## [Aim of the task]
Look through the data below and return each line where "wein" appears.

## [Given data]
==========
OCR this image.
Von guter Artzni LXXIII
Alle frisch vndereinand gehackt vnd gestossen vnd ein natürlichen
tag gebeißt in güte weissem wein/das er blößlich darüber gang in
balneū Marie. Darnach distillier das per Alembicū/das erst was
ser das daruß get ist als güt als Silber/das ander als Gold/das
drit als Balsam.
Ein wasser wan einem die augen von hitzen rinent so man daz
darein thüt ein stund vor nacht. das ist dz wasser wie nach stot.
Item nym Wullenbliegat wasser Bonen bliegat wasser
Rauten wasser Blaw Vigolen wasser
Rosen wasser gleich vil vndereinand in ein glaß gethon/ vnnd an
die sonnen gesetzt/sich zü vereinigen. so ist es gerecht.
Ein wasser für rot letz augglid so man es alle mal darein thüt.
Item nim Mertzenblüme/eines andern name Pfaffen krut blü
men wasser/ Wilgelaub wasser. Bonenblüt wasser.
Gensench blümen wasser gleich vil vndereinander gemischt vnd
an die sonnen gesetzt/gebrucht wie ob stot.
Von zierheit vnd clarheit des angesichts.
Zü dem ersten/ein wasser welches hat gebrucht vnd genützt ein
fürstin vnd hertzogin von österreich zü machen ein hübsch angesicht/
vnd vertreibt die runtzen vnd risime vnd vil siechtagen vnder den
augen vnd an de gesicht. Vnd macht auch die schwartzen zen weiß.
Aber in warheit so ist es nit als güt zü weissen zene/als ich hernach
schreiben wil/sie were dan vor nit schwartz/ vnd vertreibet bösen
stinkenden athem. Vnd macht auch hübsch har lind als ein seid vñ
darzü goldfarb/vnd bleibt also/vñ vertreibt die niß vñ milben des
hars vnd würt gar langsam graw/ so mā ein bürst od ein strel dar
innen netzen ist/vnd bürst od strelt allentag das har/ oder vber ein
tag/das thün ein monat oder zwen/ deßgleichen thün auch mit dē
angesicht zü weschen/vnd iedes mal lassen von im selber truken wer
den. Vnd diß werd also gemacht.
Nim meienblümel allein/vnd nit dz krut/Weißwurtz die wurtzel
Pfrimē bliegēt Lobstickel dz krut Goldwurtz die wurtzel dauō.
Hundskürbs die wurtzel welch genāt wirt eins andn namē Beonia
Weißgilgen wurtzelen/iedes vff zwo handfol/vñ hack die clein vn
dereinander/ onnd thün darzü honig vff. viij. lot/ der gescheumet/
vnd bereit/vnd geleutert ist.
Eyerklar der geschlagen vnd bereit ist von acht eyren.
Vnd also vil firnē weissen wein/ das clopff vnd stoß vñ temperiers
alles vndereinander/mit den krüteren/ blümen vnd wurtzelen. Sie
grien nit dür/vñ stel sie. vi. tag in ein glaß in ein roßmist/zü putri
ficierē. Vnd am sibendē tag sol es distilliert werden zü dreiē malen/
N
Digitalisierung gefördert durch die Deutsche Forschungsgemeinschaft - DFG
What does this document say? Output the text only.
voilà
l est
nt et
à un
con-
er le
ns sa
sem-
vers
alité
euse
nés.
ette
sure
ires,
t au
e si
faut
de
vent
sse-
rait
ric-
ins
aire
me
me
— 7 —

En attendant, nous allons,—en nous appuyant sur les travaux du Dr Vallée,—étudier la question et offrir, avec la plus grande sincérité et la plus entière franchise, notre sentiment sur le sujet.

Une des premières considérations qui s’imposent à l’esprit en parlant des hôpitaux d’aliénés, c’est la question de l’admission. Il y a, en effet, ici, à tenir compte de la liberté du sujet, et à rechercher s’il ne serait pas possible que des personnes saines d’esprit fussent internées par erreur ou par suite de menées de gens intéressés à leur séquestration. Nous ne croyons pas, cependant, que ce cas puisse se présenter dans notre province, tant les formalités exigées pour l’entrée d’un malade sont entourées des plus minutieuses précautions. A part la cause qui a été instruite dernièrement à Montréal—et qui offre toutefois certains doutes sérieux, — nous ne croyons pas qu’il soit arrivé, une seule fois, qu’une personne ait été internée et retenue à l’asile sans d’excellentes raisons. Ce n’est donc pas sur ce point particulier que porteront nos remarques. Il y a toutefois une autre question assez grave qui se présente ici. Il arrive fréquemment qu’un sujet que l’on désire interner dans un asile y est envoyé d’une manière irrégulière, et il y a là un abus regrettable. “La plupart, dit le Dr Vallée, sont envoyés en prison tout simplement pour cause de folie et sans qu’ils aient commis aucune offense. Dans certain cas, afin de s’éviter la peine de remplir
==========
## [Complete answer]
tag gebeißt in güte weissem wein/das er blößlich darüber gang in
Vnd also vil firnē weissen wein/ das clopff vnd stoß vñ temperiers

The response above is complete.